- _What is being asked_: Reproduce the records below exactly as they appear.

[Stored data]

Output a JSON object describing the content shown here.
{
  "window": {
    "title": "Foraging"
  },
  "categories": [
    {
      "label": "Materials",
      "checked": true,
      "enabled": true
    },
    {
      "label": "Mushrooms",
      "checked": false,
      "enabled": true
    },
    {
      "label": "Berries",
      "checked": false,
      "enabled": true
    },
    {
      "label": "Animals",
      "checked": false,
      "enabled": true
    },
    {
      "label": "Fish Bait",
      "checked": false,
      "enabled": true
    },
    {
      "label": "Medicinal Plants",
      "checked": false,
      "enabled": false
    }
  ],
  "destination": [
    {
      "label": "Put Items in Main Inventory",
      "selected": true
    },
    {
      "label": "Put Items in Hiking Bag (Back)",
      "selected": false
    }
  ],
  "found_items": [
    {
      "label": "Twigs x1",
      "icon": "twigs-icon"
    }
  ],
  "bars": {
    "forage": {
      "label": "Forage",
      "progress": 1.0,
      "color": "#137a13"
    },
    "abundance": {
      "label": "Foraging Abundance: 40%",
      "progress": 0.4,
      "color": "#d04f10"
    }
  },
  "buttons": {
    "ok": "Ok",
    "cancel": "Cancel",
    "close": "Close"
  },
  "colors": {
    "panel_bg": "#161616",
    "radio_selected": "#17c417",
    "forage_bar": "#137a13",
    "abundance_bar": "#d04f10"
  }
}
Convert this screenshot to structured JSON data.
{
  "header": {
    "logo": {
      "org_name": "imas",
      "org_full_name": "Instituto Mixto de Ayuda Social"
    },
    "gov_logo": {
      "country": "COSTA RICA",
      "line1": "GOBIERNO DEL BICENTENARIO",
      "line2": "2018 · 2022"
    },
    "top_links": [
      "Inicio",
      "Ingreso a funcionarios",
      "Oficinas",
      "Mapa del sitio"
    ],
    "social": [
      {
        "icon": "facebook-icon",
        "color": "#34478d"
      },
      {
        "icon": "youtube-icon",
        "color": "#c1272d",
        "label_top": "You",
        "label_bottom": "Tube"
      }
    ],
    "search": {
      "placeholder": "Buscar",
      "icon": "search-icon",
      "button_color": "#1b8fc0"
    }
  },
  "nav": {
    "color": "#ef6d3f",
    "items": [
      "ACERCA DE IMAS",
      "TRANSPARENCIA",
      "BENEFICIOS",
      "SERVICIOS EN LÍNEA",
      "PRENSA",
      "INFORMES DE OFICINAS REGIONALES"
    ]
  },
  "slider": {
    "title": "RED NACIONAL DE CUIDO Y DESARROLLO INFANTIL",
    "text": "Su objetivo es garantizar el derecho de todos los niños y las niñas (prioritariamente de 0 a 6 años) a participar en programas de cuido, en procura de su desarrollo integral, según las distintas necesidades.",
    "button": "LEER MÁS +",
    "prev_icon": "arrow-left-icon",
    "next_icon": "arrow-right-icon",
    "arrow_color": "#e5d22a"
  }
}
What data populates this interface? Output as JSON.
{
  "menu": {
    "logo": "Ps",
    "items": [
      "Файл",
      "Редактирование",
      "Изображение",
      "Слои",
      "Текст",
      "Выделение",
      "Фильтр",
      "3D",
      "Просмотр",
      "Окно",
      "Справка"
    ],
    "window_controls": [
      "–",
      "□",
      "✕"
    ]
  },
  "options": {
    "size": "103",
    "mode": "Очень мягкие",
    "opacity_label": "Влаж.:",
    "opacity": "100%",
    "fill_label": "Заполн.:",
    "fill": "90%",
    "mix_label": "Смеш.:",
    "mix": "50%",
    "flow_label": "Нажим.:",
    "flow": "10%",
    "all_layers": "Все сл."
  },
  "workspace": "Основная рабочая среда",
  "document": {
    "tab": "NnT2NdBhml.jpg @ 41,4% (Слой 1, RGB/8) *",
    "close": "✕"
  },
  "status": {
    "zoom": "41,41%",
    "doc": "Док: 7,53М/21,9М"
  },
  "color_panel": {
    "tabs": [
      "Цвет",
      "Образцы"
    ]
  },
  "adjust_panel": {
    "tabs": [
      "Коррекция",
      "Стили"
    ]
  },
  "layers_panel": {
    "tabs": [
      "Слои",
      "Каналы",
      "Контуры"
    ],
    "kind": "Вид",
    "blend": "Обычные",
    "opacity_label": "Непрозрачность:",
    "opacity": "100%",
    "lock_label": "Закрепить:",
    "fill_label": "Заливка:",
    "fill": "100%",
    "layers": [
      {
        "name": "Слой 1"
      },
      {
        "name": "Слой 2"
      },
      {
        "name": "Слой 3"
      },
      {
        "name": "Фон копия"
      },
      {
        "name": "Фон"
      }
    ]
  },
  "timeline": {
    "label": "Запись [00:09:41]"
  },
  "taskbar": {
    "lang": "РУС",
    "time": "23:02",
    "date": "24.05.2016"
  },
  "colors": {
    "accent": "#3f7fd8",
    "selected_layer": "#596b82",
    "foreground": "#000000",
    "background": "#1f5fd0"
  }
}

- _Written answer_:
Output a JSON object describing the content shown here.
{
  "window": {
    "title": "Foraging"
  },
  "categories": [
    {
      "label": "Materials",
      "checked": true,
      "enabled": true
    },
    {
      "label": "Mushrooms",
      "checked": false,
      "enabled": true
    },
    {
      "label": "Berries",
      "checked": false,
      "enabled": true
    },
    {
      "label": "Animals",
      "checked": false,
      "enabled": true
    },
    {
      "label": "Fish Bait",
      "checked": false,
      "enabled": true
    },
    {
      "label": "Medicinal Plants",
      "checked": false,
      "enabled": false
    }
  ],
  "destination": [
    {
      "label": "Put Items in Main Inventory",
      "selected": true
    },
    {
      "label": "Put Items in Hiking Bag (Back)",
      "selected": false
    }
  ],
  "found_items": [
    {
      "label": "Twigs x1",
      "icon": "twigs-icon"
    }
  ],
  "bars": {
    "forage": {
      "label": "Forage",
      "progress": 1.0,
      "color": "#137a13"
    },
    "abundance": {
      "label": "Foraging Abundance: 40%",
      "progress": 0.4,
      "color": "#d04f10"
    }
  },
  "buttons": {
    "ok": "Ok",
    "cancel": "Cancel",
    "close": "Close"
  },
  "colors": {
    "panel_bg": "#161616",
    "radio_selected": "#17c417",
    "forage_bar": "#137a13",
    "abundance_bar": "#d04f10"
  }
}
Convert this screenshot to structured JSON data.
{
  "header": {
    "logo": {
      "org_name": "imas",
      "org_full_name": "Instituto Mixto de Ayuda Social"
    },
    "gov_logo": {
      "country": "COSTA RICA",
      "line1": "GOBIERNO DEL BICENTENARIO",
      "line2": "2018 · 2022"
    },
    "top_links": [
      "Inicio",
      "Ingreso a funcionarios",
      "Oficinas",
      "Mapa del sitio"
    ],
    "social": [
      {
        "icon": "facebook-icon",
        "color": "#34478d"
      },
      {
        "icon": "youtube-icon",
        "color": "#c1272d",
        "label_top": "You",
        "label_bottom": "Tube"
      }
    ],
    "search": {
      "placeholder": "Buscar",
      "icon": "search-icon",
      "button_color": "#1b8fc0"
    }
  },
  "nav": {
    "color": "#ef6d3f",
    "items": [
      "ACERCA DE IMAS",
      "TRANSPARENCIA",
      "BENEFICIOS",
      "SERVICIOS EN LÍNEA",
      "PRENSA",
      "INFORMES DE OFICINAS REGIONALES"
    ]
  },
  "slider": {
    "title": "RED NACIONAL DE CUIDO Y DESARROLLO INFANTIL",
    "text": "Su objetivo es garantizar el derecho de todos los niños y las niñas (prioritariamente de 0 a 6 años) a participar en programas de cuido, en procura de su desarrollo integral, según las distintas necesidades.",
    "button": "LEER MÁS +",
    "prev_icon": "arrow-left-icon",
    "next_icon": "arrow-right-icon",
    "arrow_color": "#e5d22a"
  }
}
What data populates this interface? Output as JSON.
{
  "menu": {
    "logo": "Ps",
    "items": [
      "Файл",
      "Редактирование",
      "Изображение",
      "Слои",
      "Текст",
      "Выделение",
      "Фильтр",
      "3D",
      "Просмотр",
      "Окно",
      "Справка"
    ],
    "window_controls": [
      "–",
      "□",
      "✕"
    ]
  },
  "options": {
    "size": "103",
    "mode": "Очень мягкие",
    "opacity_label": "Влаж.:",
    "opacity": "100%",
    "fill_label": "Заполн.:",
    "fill": "90%",
    "mix_label": "Смеш.:",
    "mix": "50%",
    "flow_label": "Нажим.:",
    "flow": "10%",
    "all_layers": "Все сл."
  },
  "workspace": "Основная рабочая среда",
  "document": {
    "tab": "NnT2NdBhml.jpg @ 41,4% (Слой 1, RGB/8) *",
    "close": "✕"
  },
  "status": {
    "zoom": "41,41%",
    "doc": "Док: 7,53М/21,9М"
  },
  "color_panel": {
    "tabs": [
      "Цвет",
      "Образцы"
    ]
  },
  "adjust_panel": {
    "tabs": [
      "Коррекция",
      "Стили"
    ]
  },
  "layers_panel": {
    "tabs": [
      "Слои",
      "Каналы",
      "Контуры"
    ],
    "kind": "Вид",
    "blend": "Обычные",
    "opacity_label": "Непрозрачность:",
    "opacity": "100%",
    "lock_label": "Закрепить:",
    "fill_label": "Заливка:",
    "fill": "100%",
    "layers": [
      {
        "name": "Слой 1"
      },
      {
        "name": "Слой 2"
      },
      {
        "name": "Слой 3"
      },
      {
        "name": "Фон копия"
      },
      {
        "name": "Фон"
      }
    ]
  },
  "timeline": {
    "label": "Запись [00:09:41]"
  },
  "taskbar": {
    "lang": "РУС",
    "time": "23:02",
    "date": "24.05.2016"
  },
  "colors": {
    "accent": "#3f7fd8",
    "selected_layer": "#596b82",
    "foreground": "#000000",
    "background": "#1f5fd0"
  }
}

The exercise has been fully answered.